#### [Task item]
Search term "anderen": copy each line of the data containing it.

(Entries from a page text dataset)
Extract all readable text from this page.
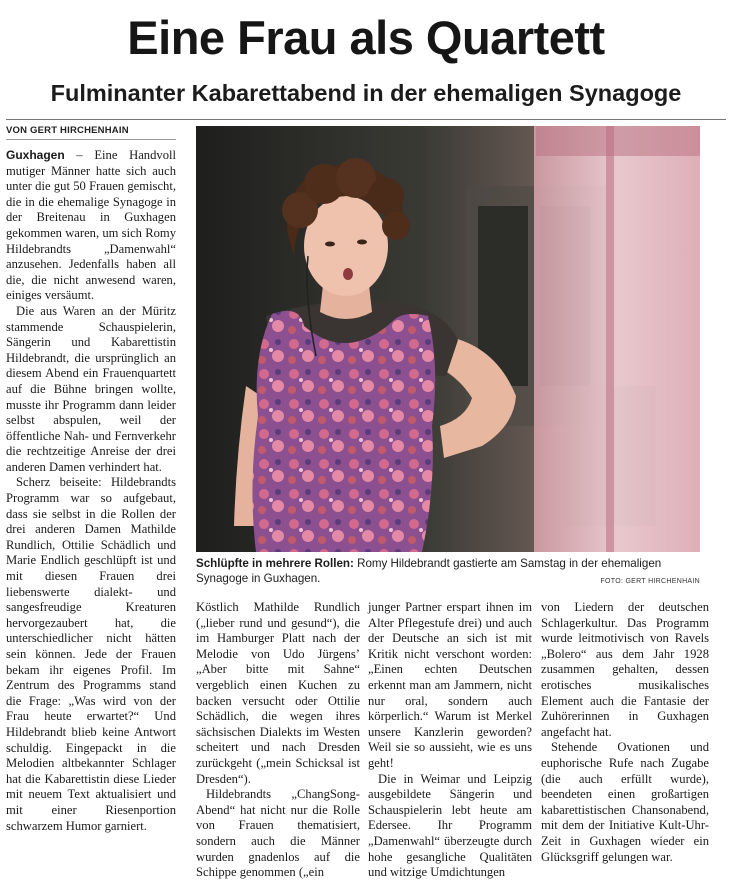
Eine Frau als Quartett
Fulminanter Kabarettabend in der ehemaligen Synagoge
VON GERT HIRCHENHAIN

Guxhagen – Eine Handvoll mutiger Männer hatte sich auch unter die gut 50 Frauen gemischt, die in die ehemalige Synagoge in der Breitenau in Guxhagen gekommen waren, um sich Romy Hildebrandts „Damenwahl“ anzusehen. Jedenfalls haben all die, die nicht anwesend waren, einiges versäumt.

Die aus Waren an der Müritz stammende Schauspielerin, Sängerin und Kabarettistin Hildebrandt, die ursprünglich an diesem Abend ein Frauenquartett auf die Bühne bringen wollte, musste ihr Programm dann leider selbst abspulen, weil der öffentliche Nah- und Fernverkehr die rechtzeitige Anreise der drei anderen Damen verhindert hat.

Scherz beiseite: Hildebrandts Programm war so aufgebaut, dass sie selbst in die Rollen der drei anderen Damen Mathilde Rundlich, Ottilie Schädlich und Marie Endlich geschlüpft ist und mit diesen Frauen drei liebenswerte dialekt- und sangesfreudige Kreaturen hervorgezaubert hat, die unterschiedlicher nicht hätten sein können. Jede der Frauen bekam ihr eigenes Profil. Im Zentrum des Programms stand die Frage: „Was wird von der Frau heute erwartet?“ Und Hildebrandt blieb keine Antwort schuldig. Eingepackt in die Melodien altbekannter Schlager hat die Kabarettistin diese Lieder mit neuem Text aktualisiert und mit einer Riesenportion schwarzem Humor garniert.

Köstlich Mathilde Rundlich („lieber rund und gesund“), die im Hamburger Platt nach der Melodie von Udo Jürgens’ „Aber bitte mit Sahne“ vergeblich einen Kuchen zu backen versucht oder Ottilie Schädlich, die wegen ihres sächsischen Dialekts im Westen scheitert und nach Dresden zurückgeht („mein Schicksal ist Dresden“).

Hildebrandts „ChangSong-Abend“ hat nicht nur die Rolle von Frauen thematisiert, sondern auch die Männer wurden gnadenlos auf die Schippe genommen („ein

junger Partner erspart ihnen im Alter Pflegestufe drei) und auch der Deutsche an sich ist mit Kritik nicht verschont worden: „Einen echten Deutschen erkennt man am Jammern, nicht nur oral, sondern auch körperlich.“ Warum ist Merkel unsere Kanzlerin geworden? Weil sie so aussieht, wie es uns geht!

Die in Weimar und Leipzig ausgebildete Sängerin und Schauspielerin lebt heute am Edersee. Ihr Programm „Damenwahl“ überzeugte durch hohe gesangliche Qualitäten und witzige Umdichtungen

von Liedern der deutschen Schlagerkultur. Das Programm wurde leitmotivisch von Ravels „Bolero“ aus dem Jahr 1928 zusammen gehalten, dessen erotisches musikalisches Element auch die Fantasie der Zuhörerinnen in Guxhagen angefacht hat.

Stehende Ovationen und euphorische Rufe nach Zugabe (die auch erfüllt wurde), beendeten einen großartigen kabarettistischen Chansonabend, mit dem der Initiative Kult-Uhr-Zeit in Guxhagen wieder ein Glücksgriff gelungen war.

Schlüpfte in mehrere Rollen: Romy Hildebrandt gastierte am Samstag in der ehemaligen Synagoge in Guxhagen.	FOTO: GERT HIRCHENHAIN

#### [Exercise output]
Die aus Waren an der Müritz stammende Schauspielerin, Sängerin und Kabarettistin Hildebrandt, die ursprünglich an diesem Abend ein Frauenquartett auf die Bühne bringen wollte, musste ihr Programm dann leider selbst abspulen, weil der öffentliche Nah- und Fernverkehr die rechtzeitige Anreise der drei anderen Damen verhindert hat.
Scherz beiseite: Hildebrandts Programm war so aufgebaut, dass sie selbst in die Rollen der drei anderen Damen Mathilde Rundlich, Ottilie Schädlich und Marie Endlich geschlüpft ist und mit diesen Frauen drei liebenswerte dialekt- und sangesfreudige Kreaturen hervorgezaubert hat, die unterschiedlicher nicht hätten sein können. Jede der Frauen bekam ihr eigenes Profil. Im Zentrum des Programms stand die Frage: „Was wird von der Frau heute erwartet?“ Und Hildebrandt blieb keine Antwort schuldig. Eingepackt in die Melodien altbekannter Schlager hat die Kabarettistin diese Lieder mit neuem Text aktualisiert und mit einer Riesenportion schwarzem Humor garniert.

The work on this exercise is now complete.